** BEGIN **

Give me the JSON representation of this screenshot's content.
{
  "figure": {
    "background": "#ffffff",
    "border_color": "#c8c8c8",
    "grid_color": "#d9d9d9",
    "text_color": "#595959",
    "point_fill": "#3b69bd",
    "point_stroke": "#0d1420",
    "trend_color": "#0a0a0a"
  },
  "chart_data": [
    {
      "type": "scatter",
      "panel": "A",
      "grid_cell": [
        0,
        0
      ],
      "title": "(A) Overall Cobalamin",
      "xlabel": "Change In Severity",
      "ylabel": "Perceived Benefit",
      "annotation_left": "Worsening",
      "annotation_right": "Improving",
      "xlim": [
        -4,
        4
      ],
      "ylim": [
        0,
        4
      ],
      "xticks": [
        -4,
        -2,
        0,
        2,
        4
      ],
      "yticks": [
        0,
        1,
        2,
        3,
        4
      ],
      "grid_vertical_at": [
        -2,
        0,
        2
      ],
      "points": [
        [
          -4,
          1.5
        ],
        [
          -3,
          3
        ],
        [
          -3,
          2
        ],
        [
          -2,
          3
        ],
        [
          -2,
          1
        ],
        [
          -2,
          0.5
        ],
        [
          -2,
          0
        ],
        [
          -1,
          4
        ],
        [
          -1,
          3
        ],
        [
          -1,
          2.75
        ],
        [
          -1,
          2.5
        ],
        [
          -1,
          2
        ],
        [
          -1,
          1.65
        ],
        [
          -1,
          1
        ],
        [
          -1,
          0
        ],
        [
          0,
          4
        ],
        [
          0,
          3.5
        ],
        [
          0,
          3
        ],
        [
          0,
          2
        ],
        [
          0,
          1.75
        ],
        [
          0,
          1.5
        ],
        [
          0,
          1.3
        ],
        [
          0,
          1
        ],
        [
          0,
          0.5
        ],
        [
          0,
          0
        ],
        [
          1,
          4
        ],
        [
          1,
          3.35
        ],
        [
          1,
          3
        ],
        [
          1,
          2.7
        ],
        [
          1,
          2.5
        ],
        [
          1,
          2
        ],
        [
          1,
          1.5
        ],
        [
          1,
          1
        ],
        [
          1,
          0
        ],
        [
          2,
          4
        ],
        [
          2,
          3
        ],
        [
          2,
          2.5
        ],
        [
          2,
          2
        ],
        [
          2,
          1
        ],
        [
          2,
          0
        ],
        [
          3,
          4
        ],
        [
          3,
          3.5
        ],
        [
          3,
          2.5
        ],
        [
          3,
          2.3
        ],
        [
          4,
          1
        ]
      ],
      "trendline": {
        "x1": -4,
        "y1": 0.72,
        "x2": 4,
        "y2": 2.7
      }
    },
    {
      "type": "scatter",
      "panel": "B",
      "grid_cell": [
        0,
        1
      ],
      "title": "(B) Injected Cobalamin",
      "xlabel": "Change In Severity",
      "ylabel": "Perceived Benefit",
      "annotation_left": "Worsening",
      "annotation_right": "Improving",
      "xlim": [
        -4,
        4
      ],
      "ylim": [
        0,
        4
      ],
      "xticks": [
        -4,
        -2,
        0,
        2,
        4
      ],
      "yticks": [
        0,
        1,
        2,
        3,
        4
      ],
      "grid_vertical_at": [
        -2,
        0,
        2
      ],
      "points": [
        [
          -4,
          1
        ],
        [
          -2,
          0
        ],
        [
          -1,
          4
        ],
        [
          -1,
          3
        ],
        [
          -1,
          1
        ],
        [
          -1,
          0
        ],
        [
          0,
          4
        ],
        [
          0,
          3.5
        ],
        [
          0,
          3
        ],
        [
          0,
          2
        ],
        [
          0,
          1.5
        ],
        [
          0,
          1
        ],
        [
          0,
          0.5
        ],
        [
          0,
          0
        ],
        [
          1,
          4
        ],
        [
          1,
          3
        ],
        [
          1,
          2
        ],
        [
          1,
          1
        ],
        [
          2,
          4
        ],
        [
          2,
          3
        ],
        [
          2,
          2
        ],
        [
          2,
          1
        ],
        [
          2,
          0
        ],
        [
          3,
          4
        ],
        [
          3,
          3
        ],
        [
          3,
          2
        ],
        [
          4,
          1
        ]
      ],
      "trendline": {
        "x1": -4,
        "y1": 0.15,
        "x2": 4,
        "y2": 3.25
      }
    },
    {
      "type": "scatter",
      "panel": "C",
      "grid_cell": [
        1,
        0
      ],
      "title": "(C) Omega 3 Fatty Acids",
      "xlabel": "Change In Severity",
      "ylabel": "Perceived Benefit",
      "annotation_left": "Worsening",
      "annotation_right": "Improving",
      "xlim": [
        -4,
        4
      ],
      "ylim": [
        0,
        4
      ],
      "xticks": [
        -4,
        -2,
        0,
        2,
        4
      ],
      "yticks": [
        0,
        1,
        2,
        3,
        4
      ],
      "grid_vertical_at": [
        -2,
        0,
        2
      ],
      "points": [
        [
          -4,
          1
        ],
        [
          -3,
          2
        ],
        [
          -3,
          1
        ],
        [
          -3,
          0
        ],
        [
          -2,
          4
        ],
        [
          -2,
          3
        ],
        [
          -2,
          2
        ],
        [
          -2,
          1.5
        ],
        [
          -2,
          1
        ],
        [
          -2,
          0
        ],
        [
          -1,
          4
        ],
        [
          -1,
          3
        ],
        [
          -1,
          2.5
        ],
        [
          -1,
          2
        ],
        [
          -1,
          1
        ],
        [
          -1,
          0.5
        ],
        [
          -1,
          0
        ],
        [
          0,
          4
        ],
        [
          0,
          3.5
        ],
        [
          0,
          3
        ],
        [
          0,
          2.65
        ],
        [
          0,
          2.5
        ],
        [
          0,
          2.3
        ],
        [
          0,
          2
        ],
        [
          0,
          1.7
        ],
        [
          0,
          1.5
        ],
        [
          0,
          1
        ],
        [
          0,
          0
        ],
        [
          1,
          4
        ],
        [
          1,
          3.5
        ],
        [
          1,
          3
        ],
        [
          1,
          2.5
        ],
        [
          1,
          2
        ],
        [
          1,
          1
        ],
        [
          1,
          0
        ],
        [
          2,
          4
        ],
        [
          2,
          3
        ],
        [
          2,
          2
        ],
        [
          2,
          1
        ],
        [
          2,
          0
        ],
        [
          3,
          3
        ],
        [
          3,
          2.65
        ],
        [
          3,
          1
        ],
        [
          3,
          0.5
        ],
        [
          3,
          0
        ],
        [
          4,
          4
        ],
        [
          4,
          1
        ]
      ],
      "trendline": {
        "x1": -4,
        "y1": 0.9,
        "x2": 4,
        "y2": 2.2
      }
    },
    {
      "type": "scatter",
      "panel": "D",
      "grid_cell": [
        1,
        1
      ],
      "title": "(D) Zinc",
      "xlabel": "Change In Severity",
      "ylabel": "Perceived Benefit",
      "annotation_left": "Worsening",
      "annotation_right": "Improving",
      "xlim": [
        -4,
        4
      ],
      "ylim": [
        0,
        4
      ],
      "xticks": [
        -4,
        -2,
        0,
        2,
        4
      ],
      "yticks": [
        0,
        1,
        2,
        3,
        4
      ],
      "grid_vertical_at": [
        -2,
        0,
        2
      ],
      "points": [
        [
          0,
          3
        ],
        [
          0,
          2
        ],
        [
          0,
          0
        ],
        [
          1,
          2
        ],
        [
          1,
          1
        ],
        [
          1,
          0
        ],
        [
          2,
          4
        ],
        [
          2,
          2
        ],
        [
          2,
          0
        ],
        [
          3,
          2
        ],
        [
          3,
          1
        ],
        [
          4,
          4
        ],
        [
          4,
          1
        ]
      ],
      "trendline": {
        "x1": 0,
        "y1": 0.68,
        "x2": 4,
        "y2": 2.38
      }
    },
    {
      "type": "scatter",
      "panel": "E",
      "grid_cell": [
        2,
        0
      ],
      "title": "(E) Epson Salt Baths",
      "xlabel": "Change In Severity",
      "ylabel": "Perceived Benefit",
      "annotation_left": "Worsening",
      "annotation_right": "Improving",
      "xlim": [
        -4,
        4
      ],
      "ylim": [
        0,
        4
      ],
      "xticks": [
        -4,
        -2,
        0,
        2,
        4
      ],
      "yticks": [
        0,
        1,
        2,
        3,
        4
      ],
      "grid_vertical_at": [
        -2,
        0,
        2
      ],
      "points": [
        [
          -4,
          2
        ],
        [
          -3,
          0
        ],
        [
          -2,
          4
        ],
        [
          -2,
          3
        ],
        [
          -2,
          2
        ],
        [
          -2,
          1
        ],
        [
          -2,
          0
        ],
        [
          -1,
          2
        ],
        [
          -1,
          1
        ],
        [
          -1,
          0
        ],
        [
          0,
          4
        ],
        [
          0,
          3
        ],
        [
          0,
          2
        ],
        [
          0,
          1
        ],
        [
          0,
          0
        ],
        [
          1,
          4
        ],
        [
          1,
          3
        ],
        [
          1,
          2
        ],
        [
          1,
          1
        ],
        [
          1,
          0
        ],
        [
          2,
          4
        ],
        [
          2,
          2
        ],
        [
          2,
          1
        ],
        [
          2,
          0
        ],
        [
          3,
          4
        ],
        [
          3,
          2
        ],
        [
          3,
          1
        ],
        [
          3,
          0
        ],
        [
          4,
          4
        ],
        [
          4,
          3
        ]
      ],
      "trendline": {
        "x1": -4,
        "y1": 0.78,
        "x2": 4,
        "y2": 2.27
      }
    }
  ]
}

** END **

_Problem to work on_
Go through the material above and copy each line that has the word "title".

_Answer to the problem_
      "title": "(A) Overall Cobalamin",
      "title": "(B) Injected Cobalamin",
      "title": "(C) Omega 3 Fatty Acids",
      "title": "(D) Zinc",
      "title": "(E) Epson Salt Baths",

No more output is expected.